>> BEGIN
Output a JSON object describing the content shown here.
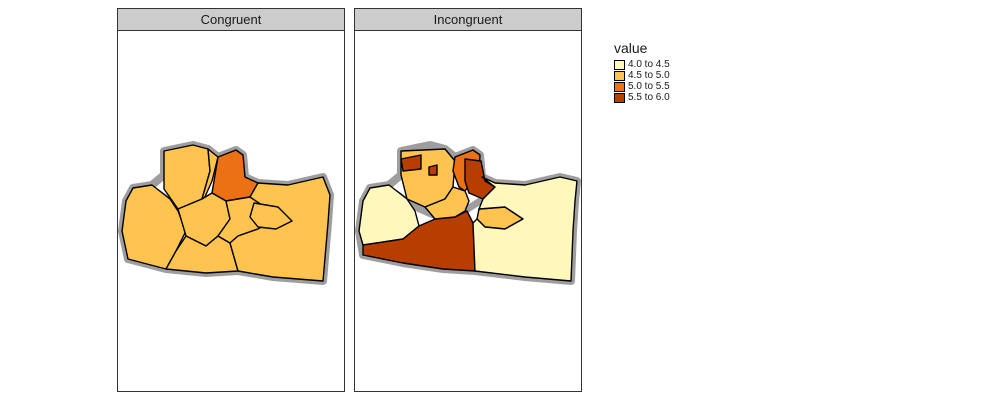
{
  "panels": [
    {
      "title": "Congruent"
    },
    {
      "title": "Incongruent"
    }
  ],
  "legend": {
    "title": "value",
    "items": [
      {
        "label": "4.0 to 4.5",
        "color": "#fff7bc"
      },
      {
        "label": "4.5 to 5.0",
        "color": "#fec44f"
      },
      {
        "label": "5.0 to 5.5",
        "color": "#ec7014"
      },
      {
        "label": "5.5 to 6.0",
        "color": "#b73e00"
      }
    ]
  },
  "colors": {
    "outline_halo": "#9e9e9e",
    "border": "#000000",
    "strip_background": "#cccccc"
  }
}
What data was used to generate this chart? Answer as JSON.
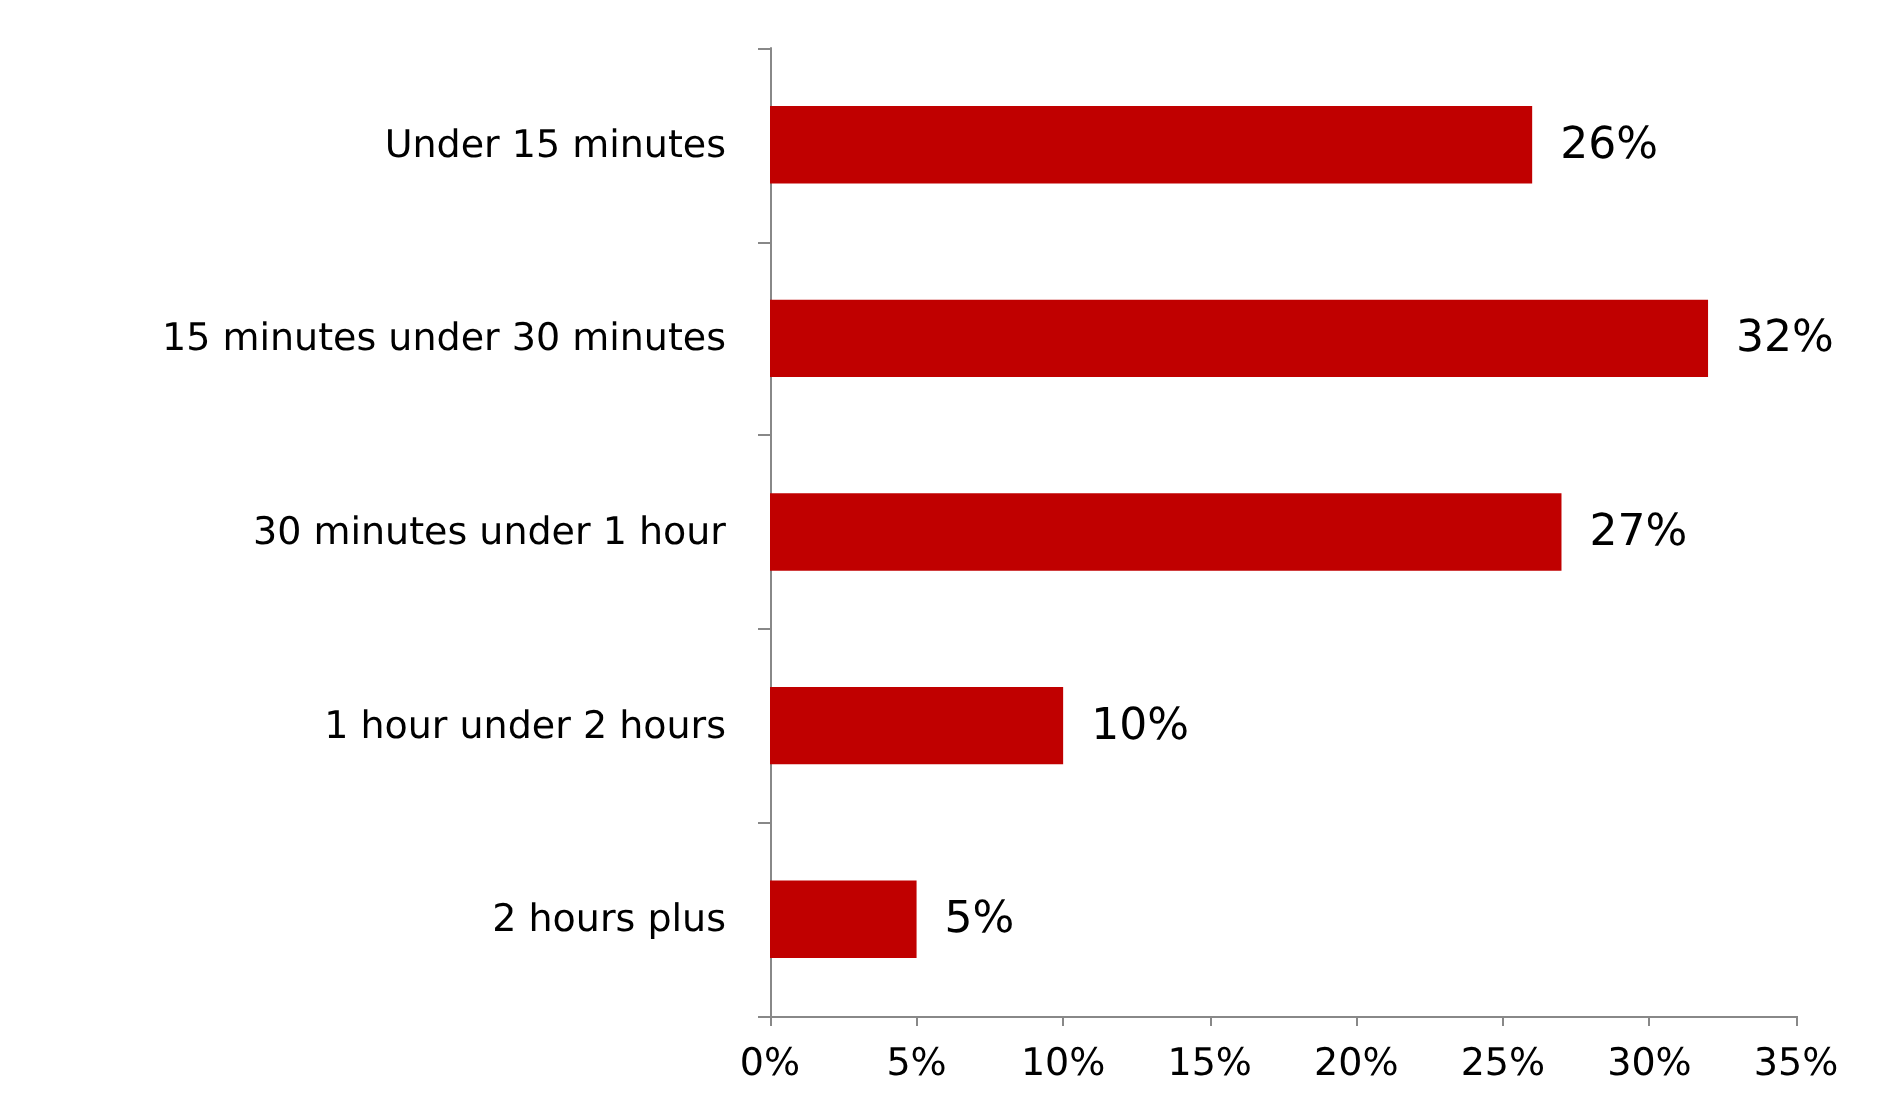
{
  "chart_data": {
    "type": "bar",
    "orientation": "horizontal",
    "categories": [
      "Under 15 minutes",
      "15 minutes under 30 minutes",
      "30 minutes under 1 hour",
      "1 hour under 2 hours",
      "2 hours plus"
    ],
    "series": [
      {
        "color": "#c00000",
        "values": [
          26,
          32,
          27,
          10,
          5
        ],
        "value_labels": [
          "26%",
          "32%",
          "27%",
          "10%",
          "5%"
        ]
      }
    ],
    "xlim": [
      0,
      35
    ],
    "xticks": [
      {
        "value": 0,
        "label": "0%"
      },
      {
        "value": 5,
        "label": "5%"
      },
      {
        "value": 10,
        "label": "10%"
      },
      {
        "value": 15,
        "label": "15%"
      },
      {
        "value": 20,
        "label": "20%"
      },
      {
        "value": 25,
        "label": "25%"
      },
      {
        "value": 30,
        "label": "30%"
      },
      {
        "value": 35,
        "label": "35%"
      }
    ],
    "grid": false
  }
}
>> END
Task goal — Collect the lines of the data that carry the word "title".

Exercise output —
      "title": "Congruent"
      "title": "Incongruent"
    "title": "value",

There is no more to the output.